• Documento
# Principiantes > Primeros pasos en la magia >  Cuatro dudas de inútil (primeras 30 páginas del GEC1)

## Cassotto

Hola: espero no estar haciendo nada indebido al preguntar esto. Sé que hay cosas que no se deben preguntar, aunque realmente no entiendo muy bien dónde está el límite. Está mal visto pedir que te expliquen un juego, pero bien visto comprarte un libro que lo haga. No sé si la diferencia está en pagar por ello (que conste: aun si fuera ésa la diferencia, me parece perfecto, ya que yo siempre he tenido muy claro que las cosas hay que pagarlas, y que no merezco que todo esté gratis a mi disposición sólo por ser yo quien soy). Por lo demás, hace unas semanas hice unas búsquedas por aquí, y no conseguí aclararme; ahora que tengo más tiempo he decidido preguntar.

Hace tiempo que tengo un par de libros de cartomagia: el primero de Gran Escuela Cartomágica de Giobbi, y el primero de Cartomagia Fácil de Florensa. Con el segundo tengo el problema de que en un mes se me olvidan por completo todos los trucos que había ido aprendiendo. En fin, paciencia.

• Material proporcionado
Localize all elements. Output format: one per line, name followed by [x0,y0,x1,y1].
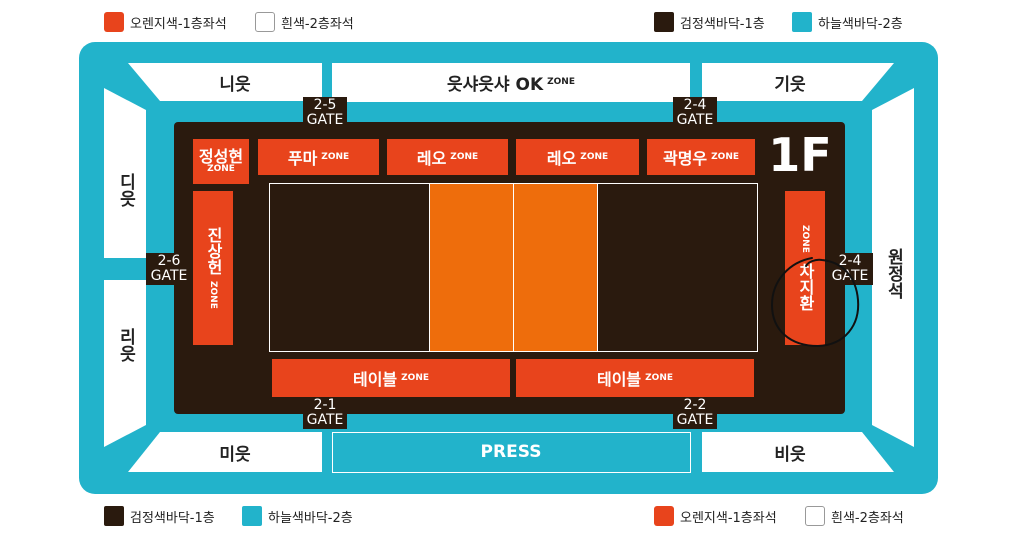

• Instrucciones
A. Responde a estas preguntas sobre el mensaje del foro:
(i) Según el mensaje, ¿qué está mal visto?
(ii) ¿De qué autor es la Gran Escuela Cartomágica?
(iii) ¿Qué problema causa el libro Cartomagia Fácil?
B. Copia del mensaje del foro el fragmento que va desde "# Principiantes >" hasta "he decidido preguntar.".

• Soluciones
A.
(i) Pedir que te expliquen un juego.
(ii) De Giobbi.
(iii) En un mes se olvidan por completo todos los trucos que se habían ido aprendiendo.

B.
# Principiantes > Primeros pasos en la magia >  Cuatro dudas de inútil (primeras 30 páginas del GEC1)

## Cassotto

Hola: espero no estar haciendo nada indebido al preguntar esto. Sé que hay cosas que no se deben preguntar, aunque realmente no entiendo muy bien dónde está el límite. Está mal visto pedir que te expliquen un juego, pero bien visto comprarte un libro que lo haga. No sé si la diferencia está en pagar por ello (que conste: aun si fuera ésa la diferencia, me parece perfecto, ya que yo siempre he tenido muy claro que las cosas hay que pagarlas, y que no merezco que todo esté gratis a mi disposición sólo por ser yo quien soy). Por lo demás, hace unas semanas hice unas búsquedas por aquí, y no conseguí aclararme; ahora que tengo más tiempo he decidido preguntar.